### Prompt
In the listing below, find every line containing "value" and copy it out.
==== Dataset extract ====
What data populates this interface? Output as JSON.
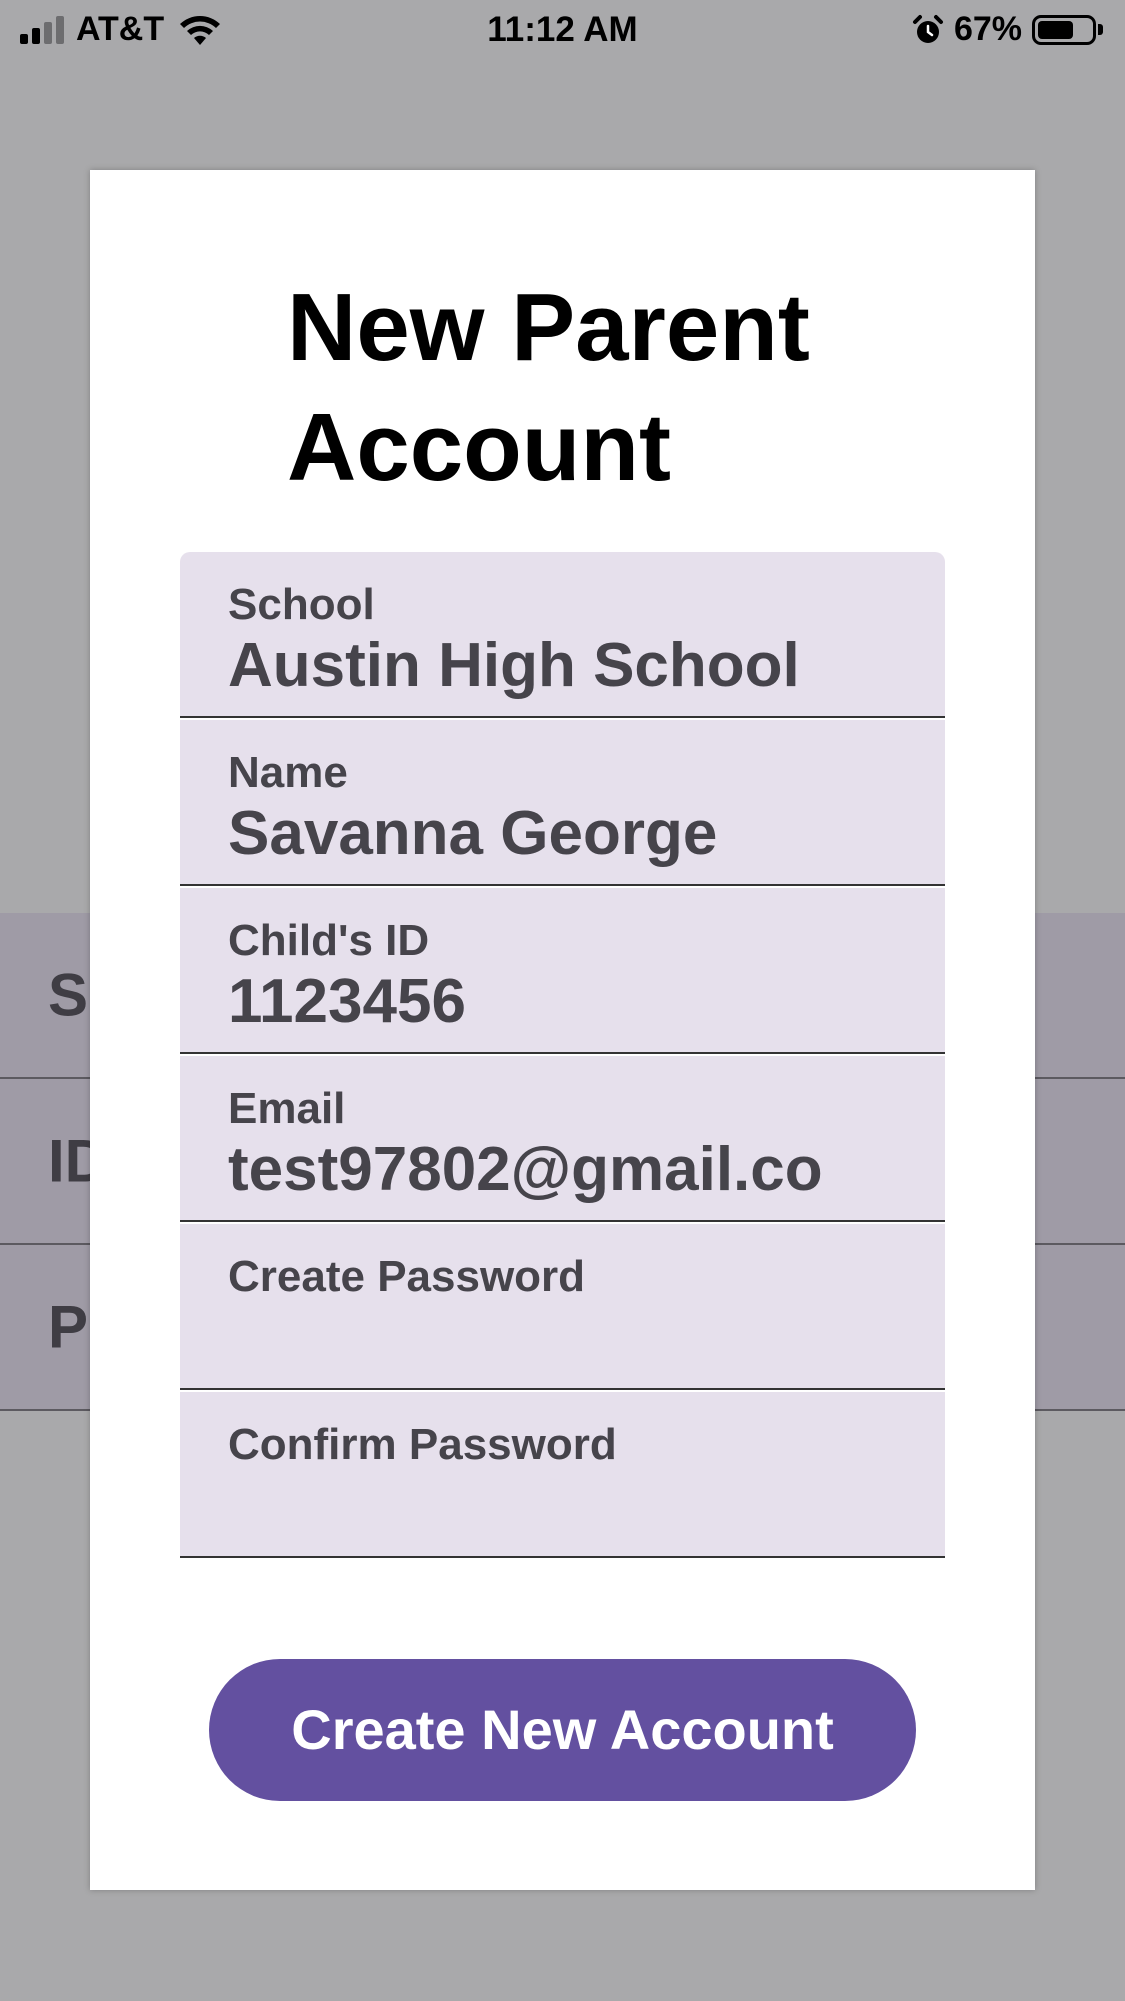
{
  "status_bar": {
    "carrier": "AT&T",
    "time": "11:12 AM",
    "battery_percent": "67%",
    "battery_level": 0.67,
    "signal_bars": 2,
    "icons": [
      "signal-icon",
      "wifi-icon",
      "alarm-icon",
      "battery-icon"
    ]
  },
  "background_rows": [
    {
      "letter": "S"
    },
    {
      "letter": "ID"
    },
    {
      "letter": "P"
    }
  ],
  "modal": {
    "title": "New Parent Account",
    "fields": [
      {
        "label": "School",
        "value": "Austin High School"
      },
      {
        "label": "Name",
        "value": "Savanna George"
      },
      {
        "label": "Child's ID",
        "value": "1123456"
      },
      {
        "label": "Email",
        "value": "test97802@gmail.co"
      },
      {
        "label": "Create Password",
        "value": ""
      },
      {
        "label": "Confirm Password",
        "value": ""
      }
    ],
    "submit_label": "Create New Account"
  },
  "colors": {
    "accent": "#6350a0",
    "field_background": "#e6e0ec",
    "overlay_background": "#a9a9ab"
  }
}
====
### Response
        "value": "Austin High School"
        "value": "Savanna George"
        "value": "1123456"
        "value": "test97802@gmail.co"
        "value": ""
        "value": ""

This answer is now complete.